— Task goal —
Find the lines below that contain the string "goods". Copy each one.

— Task inputs —
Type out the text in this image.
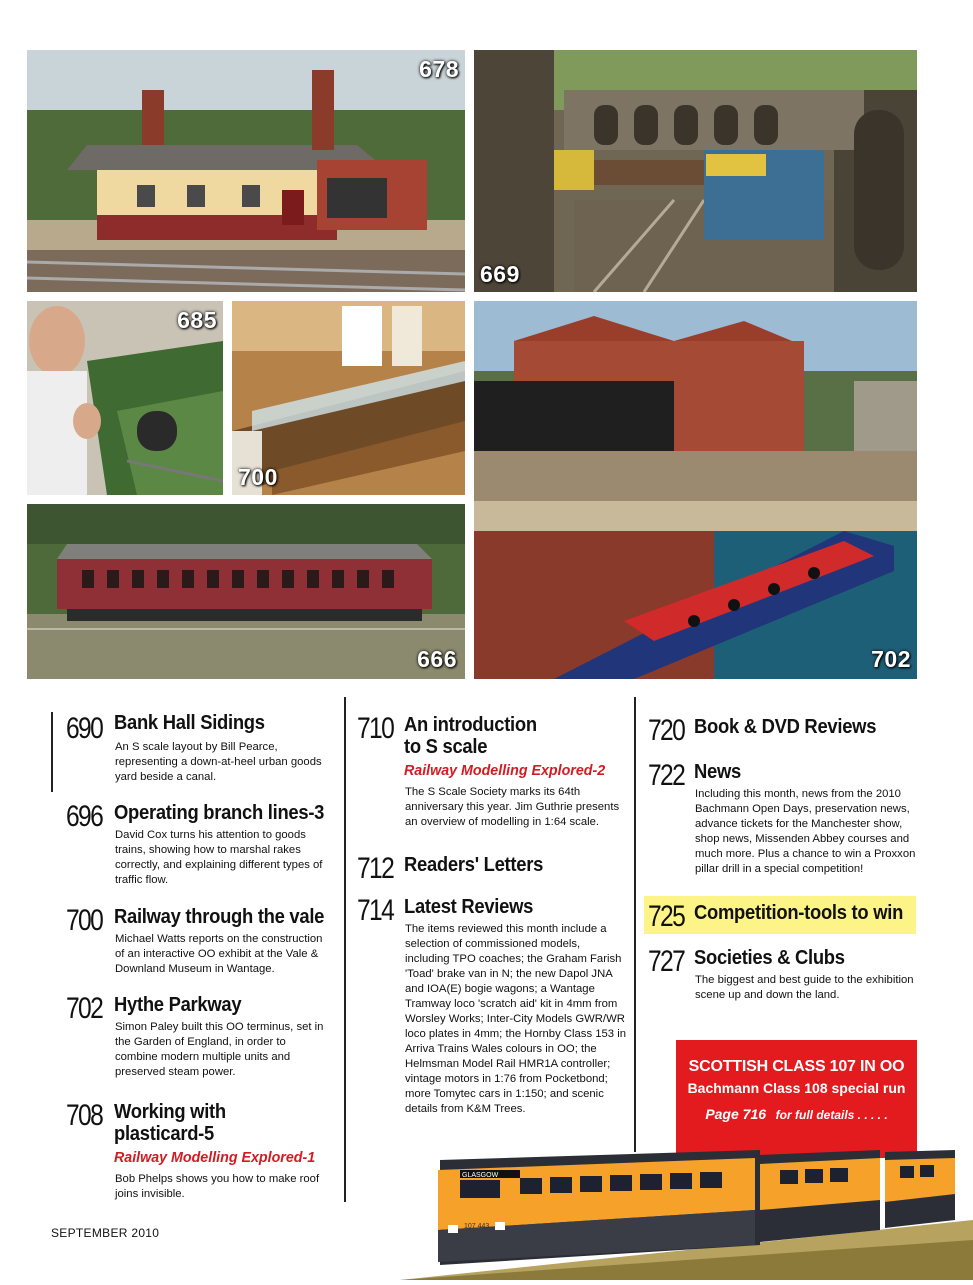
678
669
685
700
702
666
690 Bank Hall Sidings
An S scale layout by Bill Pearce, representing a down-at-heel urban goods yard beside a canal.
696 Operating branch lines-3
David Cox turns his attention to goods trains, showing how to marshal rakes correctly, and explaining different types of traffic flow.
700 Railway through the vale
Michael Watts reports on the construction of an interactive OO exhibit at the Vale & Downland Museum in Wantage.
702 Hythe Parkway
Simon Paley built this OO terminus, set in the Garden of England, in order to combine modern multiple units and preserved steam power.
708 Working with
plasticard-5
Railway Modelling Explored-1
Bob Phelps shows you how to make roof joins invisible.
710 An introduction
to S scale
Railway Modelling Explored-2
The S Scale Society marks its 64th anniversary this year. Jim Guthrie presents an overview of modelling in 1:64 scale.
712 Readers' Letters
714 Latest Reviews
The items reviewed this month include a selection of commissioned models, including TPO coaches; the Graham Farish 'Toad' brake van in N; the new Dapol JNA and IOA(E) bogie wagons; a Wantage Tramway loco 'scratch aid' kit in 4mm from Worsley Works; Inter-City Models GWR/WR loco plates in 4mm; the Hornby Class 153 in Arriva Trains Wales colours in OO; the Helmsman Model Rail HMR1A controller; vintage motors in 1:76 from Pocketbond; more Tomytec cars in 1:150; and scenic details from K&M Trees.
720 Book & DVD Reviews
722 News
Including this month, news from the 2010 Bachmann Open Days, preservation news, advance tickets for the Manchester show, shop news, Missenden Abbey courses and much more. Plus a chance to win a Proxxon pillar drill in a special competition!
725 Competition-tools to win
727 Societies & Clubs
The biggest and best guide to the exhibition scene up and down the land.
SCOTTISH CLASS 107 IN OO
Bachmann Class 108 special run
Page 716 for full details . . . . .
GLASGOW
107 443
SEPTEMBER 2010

— Result of this exercise —
An S scale layout by Bill Pearce, representing a down-at-heel urban goods yard beside a canal.
David Cox turns his attention to goods trains, showing how to marshal rakes correctly, and explaining different types of traffic flow.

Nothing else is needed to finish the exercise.